** BEGIN **

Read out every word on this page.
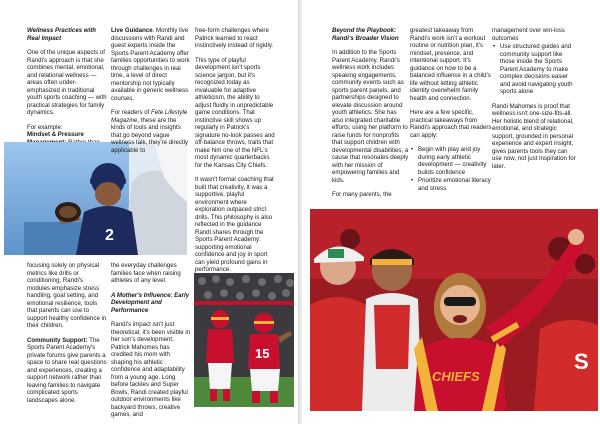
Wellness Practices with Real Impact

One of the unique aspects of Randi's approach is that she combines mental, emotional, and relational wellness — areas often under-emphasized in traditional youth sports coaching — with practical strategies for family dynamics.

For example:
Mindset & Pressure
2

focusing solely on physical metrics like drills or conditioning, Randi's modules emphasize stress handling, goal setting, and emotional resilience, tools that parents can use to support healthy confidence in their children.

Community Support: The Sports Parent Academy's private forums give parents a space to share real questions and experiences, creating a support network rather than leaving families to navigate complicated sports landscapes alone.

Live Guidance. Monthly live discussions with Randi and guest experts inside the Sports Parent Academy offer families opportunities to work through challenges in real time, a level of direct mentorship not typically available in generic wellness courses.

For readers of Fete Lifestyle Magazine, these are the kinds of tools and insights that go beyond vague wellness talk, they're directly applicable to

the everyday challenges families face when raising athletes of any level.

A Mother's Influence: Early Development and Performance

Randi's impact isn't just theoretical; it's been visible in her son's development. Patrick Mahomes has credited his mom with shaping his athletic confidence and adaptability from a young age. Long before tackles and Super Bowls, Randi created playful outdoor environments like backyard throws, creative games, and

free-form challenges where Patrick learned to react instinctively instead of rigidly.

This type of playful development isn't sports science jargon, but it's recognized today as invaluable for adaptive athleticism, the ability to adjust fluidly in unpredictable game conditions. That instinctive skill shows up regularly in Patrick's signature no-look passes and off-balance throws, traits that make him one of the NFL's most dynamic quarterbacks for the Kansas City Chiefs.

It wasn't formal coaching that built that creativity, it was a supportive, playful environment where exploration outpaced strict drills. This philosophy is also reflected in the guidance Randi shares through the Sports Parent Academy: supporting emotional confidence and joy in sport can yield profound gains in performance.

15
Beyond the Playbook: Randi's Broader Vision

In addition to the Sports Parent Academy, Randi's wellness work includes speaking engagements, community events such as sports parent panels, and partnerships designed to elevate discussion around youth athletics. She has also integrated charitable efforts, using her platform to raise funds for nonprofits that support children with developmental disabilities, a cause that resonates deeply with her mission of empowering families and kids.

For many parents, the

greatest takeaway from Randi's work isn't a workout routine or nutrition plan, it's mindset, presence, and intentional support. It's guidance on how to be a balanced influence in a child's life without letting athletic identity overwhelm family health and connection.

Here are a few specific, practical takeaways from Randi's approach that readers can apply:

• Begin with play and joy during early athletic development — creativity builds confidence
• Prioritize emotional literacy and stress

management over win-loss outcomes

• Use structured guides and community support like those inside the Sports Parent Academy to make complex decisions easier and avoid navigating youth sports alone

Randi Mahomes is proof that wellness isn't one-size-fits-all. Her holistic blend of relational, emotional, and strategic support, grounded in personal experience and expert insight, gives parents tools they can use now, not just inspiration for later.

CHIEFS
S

** END **

- _Written exercise_: Retype the entries word for word. Omit any images.

- _Response_:
Read out every word on this page.
Wellness Practices with Real Impact

One of the unique aspects of Randi's approach is that she combines mental, emotional, and relational wellness — areas often under-emphasized in traditional youth sports coaching — with practical strategies for family dynamics.

For example:
Mindset & Pressure
2

focusing solely on physical metrics like drills or conditioning, Randi's modules emphasize stress handling, goal setting, and emotional resilience, tools that parents can use to support healthy confidence in their children.

Community Support: The Sports Parent Academy's private forums give parents a space to share real questions and experiences, creating a support network rather than leaving families to navigate complicated sports landscapes alone.

Live Guidance. Monthly live discussions with Randi and guest experts inside the Sports Parent Academy offer families opportunities to work through challenges in real time, a level of direct mentorship not typically available in generic wellness courses.

For readers of Fete Lifestyle Magazine, these are the kinds of tools and insights that go beyond vague wellness talk, they're directly applicable to

the everyday challenges families face when raising athletes of any level.

A Mother's Influence: Early Development and Performance

Randi's impact isn't just theoretical; it's been visible in her son's development. Patrick Mahomes has credited his mom with shaping his athletic confidence and adaptability from a young age. Long before tackles and Super Bowls, Randi created playful outdoor environments like backyard throws, creative games, and

free-form challenges where Patrick learned to react instinctively instead of rigidly.

This type of playful development isn't sports science jargon, but it's recognized today as invaluable for adaptive athleticism, the ability to adjust fluidly in unpredictable game conditions. That instinctive skill shows up regularly in Patrick's signature no-look passes and off-balance throws, traits that make him one of the NFL's most dynamic quarterbacks for the Kansas City Chiefs.

It wasn't formal coaching that built that creativity, it was a supportive, playful environment where exploration outpaced strict drills. This philosophy is also reflected in the guidance Randi shares through the Sports Parent Academy: supporting emotional confidence and joy in sport can yield profound gains in performance.

15
Beyond the Playbook: Randi's Broader Vision

In addition to the Sports Parent Academy, Randi's wellness work includes speaking engagements, community events such as sports parent panels, and partnerships designed to elevate discussion around youth athletics. She has also integrated charitable efforts, using her platform to raise funds for nonprofits that support children with developmental disabilities, a cause that resonates deeply with her mission of empowering families and kids.

For many parents, the

greatest takeaway from Randi's work isn't a workout routine or nutrition plan, it's mindset, presence, and intentional support. It's guidance on how to be a balanced influence in a child's life without letting athletic identity overwhelm family health and connection.

Here are a few specific, practical takeaways from Randi's approach that readers can apply:

• Begin with play and joy during early athletic development — creativity builds confidence
• Prioritize emotional literacy and stress

management over win-loss outcomes

• Use structured guides and community support like those inside the Sports Parent Academy to make complex decisions easier and avoid navigating youth sports alone

Randi Mahomes is proof that wellness isn't one-size-fits-all. Her holistic blend of relational, emotional, and strategic support, grounded in personal experience and expert insight, gives parents tools they can use now, not just inspiration for later.

CHIEFS
S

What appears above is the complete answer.